Exercise prompt >> Scan the records for the string "arkkiherttuakunnat" and copy every line that holds it.

##### Listed entries

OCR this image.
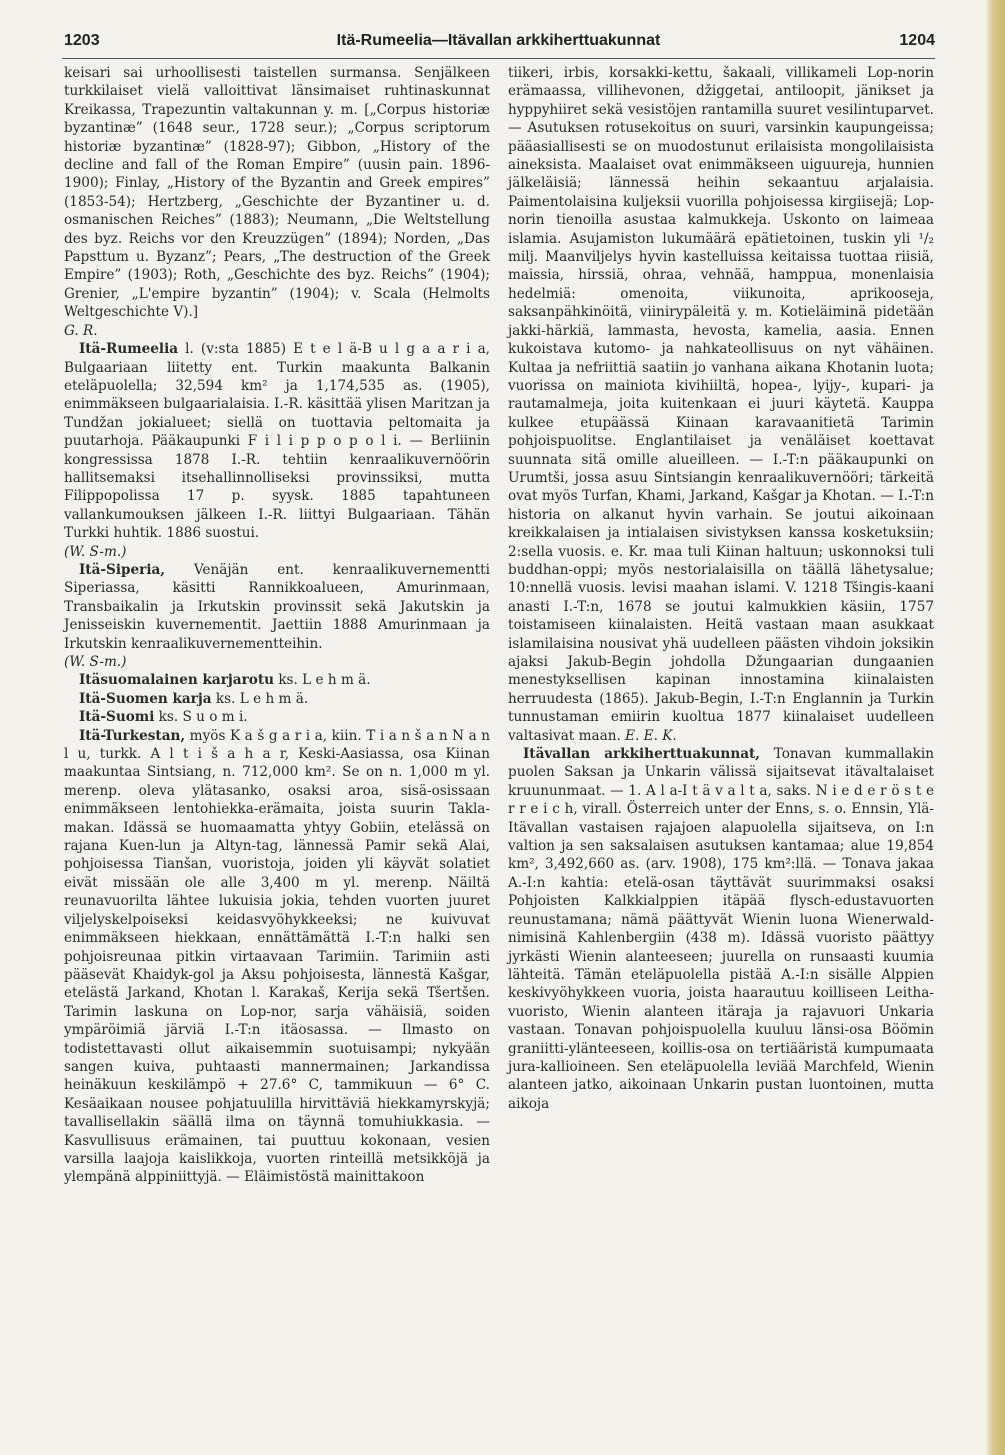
1203	Itä-Rumeelia—Itävallan arkkiherttuakunnat	1204

keisari sai urhoollisesti taistellen surmansa. Senjälkeen turkkilaiset vielä valloittivat länsimaiset ruhtinaskunnat Kreikassa, Trapezuntin valtakunnan y. m. [„Corpus historiæ byzantinæ” (1648 seur., 1728 seur.); „Corpus scriptorum historiæ byzantinæ” (1828-97); Gibbon, „History of the decline and fall of the Roman Empire” (uusin pain. 1896-1900); Finlay, „History of the Byzantin and Greek empires” (1853-54); Hertzberg, „Geschichte der Byzantiner u. d. osmanischen Reiches” (1883); Neumann, „Die Weltstellung des byz. Reichs vor den Kreuzzügen” (1894); Norden, „Das Papsttum u. Byzanz”; Pears, „The destruction of the Greek Empire” (1903); Roth, „Geschichte des byz. Reichs” (1904); Grenier, „L'empire byzantin” (1904); v. Scala (Helmolts Weltgeschichte V).]

G. R.

Itä-Rumeelia l. (v:sta 1885) E t e l ä-B u l g a a r i a, Bulgaariaan liitetty ent. Turkin maakunta Balkanin eteläpuolella; 32,594 km² ja 1,174,535 as. (1905), enimmäkseen bulgaarialaisia. I.-R. käsittää ylisen Maritzan ja Tundžan jokialueet; siellä on tuottavia peltomaita ja puutarhoja. Pääkaupunki F i l i p p o p o l i. — Berliinin kongressissa 1878 I.-R. tehtiin kenraalikuvernöörin hallitsemaksi itsehallinnolliseksi provinssiksi, mutta Filippopolissa 17 p. syysk. 1885 tapahtuneen vallankumouksen jälkeen I.-R. liittyi Bulgaariaan. Tähän Turkki huhtik. 1886 suostui.

(W. S-m.)

Itä-Siperia, Venäjän ent. kenraalikuvernementti Siperiassa, käsitti Rannikkoalueen, Amurinmaan, Transbaikalin ja Irkutskin provinssit sekä Jakutskin ja Jenisseiskin kuvernementit. Jaettiin 1888 Amurinmaan ja Irkutskin kenraalikuvernementteihin.

(W. S-m.)

Itäsuomalainen karjarotu ks. L e h m ä.

Itä-Suomen karja ks. L e h m ä.

Itä-Suomi ks. S u o m i.

Itä-Turkestan, myös K a š g a r i a, kiin. T i a n š a n N a n l u, turkk. A l t i š a h a r, Keski-Aasiassa, osa Kiinan maakuntaa Sintsiang, n. 712,000 km². Se on n. 1,000 m yl. merenp. oleva ylätasanko, osaksi aroa, sisä-osissaan enimmäkseen lentohiekka-erämaita, joista suurin Takla-makan. Idässä se huomaamatta yhtyy Gobiin, etelässä on rajana Kuen-lun ja Altyn-tag, lännessä Pamir sekä Alai, pohjoisessa Tianšan, vuoristoja, joiden yli käyvät solatiet eivät missään ole alle 3,400 m yl. merenp. Näiltä reunavuorilta lähtee lukuisia jokia, tehden vuorten juuret viljelyskelpoiseksi keidasvyöhykkeeksi; ne kuivuvat enimmäkseen hiekkaan, ennättämättä I.-T:n halki sen pohjoisreunaa pitkin virtaavaan Tarimiin. Tarimiin asti pääsevät Khaidyk-gol ja Aksu pohjoisesta, lännestä Kašgar, etelästä Jarkand, Khotan l. Karakaš, Kerija sekä Tšertšen. Tarimin laskuna on Lop-nor, sarja vähäisiä, soiden ympäröimiä järviä I.-T:n itäosassa. — Ilmasto on todistettavasti ollut aikaisemmin suotuisampi; nykyään sangen kuiva, puhtaasti mannermainen; Jarkandissa heinäkuun keskilämpö + 27.6° C, tammikuun — 6° C. Kesäaikaan nousee pohjatuulilla hirvittäviä hiekkamyrskyjä; tavallisellakin säällä ilma on täynnä tomuhiukkasia. — Kasvullisuus erämainen, tai puuttuu kokonaan, vesien varsilla laajoja kaislikkoja, vuorten rinteillä metsikköjä ja ylempänä alppiniittyjä. — Eläimistöstä mainittakoon

tiikeri, irbis, korsakki-kettu, šakaali, villikameli Lop-norin erämaassa, villihevonen, džiggetai, antiloopit, jänikset ja hyppyhiiret sekä vesistöjen rantamilla suuret vesilintuparvet. — Asutuksen rotusekoitus on suuri, varsinkin kaupungeissa; pääasiallisesti se on muodostunut erilaisista mongolilaisista aineksista. Maalaiset ovat enimmäkseen uiguureja, hunnien jälkeläisiä; lännessä heihin sekaantuu arjalaisia. Paimentolaisina kuljeksii vuorilla pohjoisessa kirgiisejä; Lop-norin tienoilla asustaa kalmukkeja. Uskonto on laimeaa islamia. Asujamiston lukumäärä epätietoinen, tuskin yli ¹/₂ milj. Maanviljelys hyvin kastelluissa keitaissa tuottaa riisiä, maissia, hirssiä, ohraa, vehnää, hamppua, monenlaisia hedelmiä: omenoita, viikunoita, aprikooseja, saksanpähkinöitä, viinirypäleitä y. m. Kotieläiminä pidetään jakki-härkiä, lammasta, hevosta, kamelia, aasia. Ennen kukoistava kutomo- ja nahkateollisuus on nyt vähäinen. Kultaa ja nefriittiä saatiin jo vanhana aikana Khotanin luota; vuorissa on mainiota kivihiiltä, hopea-, lyijy-, kupari- ja rautamalmeja, joita kuitenkaan ei juuri käytetä. Kauppa kulkee etupäässä Kiinaan karavaanitietä Tarimin pohjoispuolitse. Englantilaiset ja venäläiset koettavat suunnata sitä omille alueilleen. — I.-T:n pääkaupunki on Urumtši, jossa asuu Sintsiangin kenraalikuvernööri; tärkeitä ovat myös Turfan, Khami, Jarkand, Kašgar ja Khotan. — I.-T:n historia on alkanut hyvin varhain. Se joutui aikoinaan kreikkalaisen ja intialaisen sivistyksen kanssa kosketuksiin; 2:sella vuosis. e. Kr. maa tuli Kiinan haltuun; uskonnoksi tuli buddhan-oppi; myös nestorialaisilla on täällä lähetysalue; 10:nnellä vuosis. levisi maahan islami. V. 1218 Tšingis-kaani anasti I.-T:n, 1678 se joutui kalmukkien käsiin, 1757 toistamiseen kiinalaisten. Heitä vastaan maan asukkaat islamilaisina nousivat yhä uudelleen päästen vihdoin joksikin ajaksi Jakub-Begin johdolla Džungaarian dungaanien menestyksellisen kapinan innostamina kiinalaisten herruudesta (1865). Jakub-Begin, I.-T:n Englannin ja Turkin tunnustaman emiirin kuoltua 1877 kiinalaiset uudelleen valtasivat maan. E. E. K.

Itävallan arkkiherttuakunnat, Tonavan kummallakin puolen Saksan ja Unkarin välissä sijaitsevat itävaltalaiset kruununmaat. — 1. A l a-I t ä v a l t a, saks. N i e d e r ö s t e r r e i c h, virall. Österreich unter der Enns, s. o. Ennsin, Ylä-Itävallan vastaisen rajajoen alapuolella sijaitseva, on I:n valtion ja sen saksalaisen asutuksen kantamaa; alue 19,854 km², 3,492,660 as. (arv. 1908), 175 km²:llä. — Tonava jakaa A.-I:n kahtia: etelä-osan täyttävät suurimmaksi osaksi Pohjoisten Kalkkialppien itäpää flysch-edustavuorten reunustamana; nämä päättyvät Wienin luona Wienerwald-nimisinä Kahlenbergiin (438 m). Idässä vuoristo päättyy jyrkästi Wienin alanteeseen; juurella on runsaasti kuumia lähteitä. Tämän eteläpuolella pistää A.-I:n sisälle Alppien keskivyöhykkeen vuoria, joista haarautuu koilliseen Leitha-vuoristo, Wienin alanteen itäraja ja rajavuori Unkaria vastaan. Tonavan pohjoispuolella kuuluu länsi-osa Böömin graniitti-ylänteeseen, koillis-osa on tertiääristä kumpumaata jura-kallioineen. Sen eteläpuolella leviää Marchfeld, Wienin alanteen jatko, aikoinaan Unkarin pustan luontoinen, mutta aikoja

##########

Answer section >>
1203	Itä-Rumeelia—Itävallan arkkiherttuakunnat	1204
Itävallan arkkiherttuakunnat, Tonavan kummallakin puolen Saksan ja Unkarin välissä sijaitsevat itävaltalaiset kruununmaat. — 1. A l a-I t ä v a l t a, saks. N i e d e r ö s t e r r e i c h, virall. Österreich unter der Enns, s. o. Ennsin, Ylä-Itävallan vastaisen rajajoen alapuolella sijaitseva, on I:n valtion ja sen saksalaisen asutuksen kantamaa; alue 19,854 km², 3,492,660 as. (arv. 1908), 175 km²:llä. — Tonava jakaa A.-I:n kahtia: etelä-osan täyttävät suurimmaksi osaksi Pohjoisten Kalkkialppien itäpää flysch-edustavuorten reunustamana; nämä päättyvät Wienin luona Wienerwald-nimisinä Kahlenbergiin (438 m). Idässä vuoristo päättyy jyrkästi Wienin alanteeseen; juurella on runsaasti kuumia lähteitä. Tämän eteläpuolella pistää A.-I:n sisälle Alppien keskivyöhykkeen vuoria, joista haarautuu koilliseen Leitha-vuoristo, Wienin alanteen itäraja ja rajavuori Unkaria vastaan. Tonavan pohjoispuolella kuuluu länsi-osa Böömin graniitti-ylänteeseen, koillis-osa on tertiääristä kumpumaata jura-kallioineen. Sen eteläpuolella leviää Marchfeld, Wienin alanteen jatko, aikoinaan Unkarin pustan luontoinen, mutta aikoja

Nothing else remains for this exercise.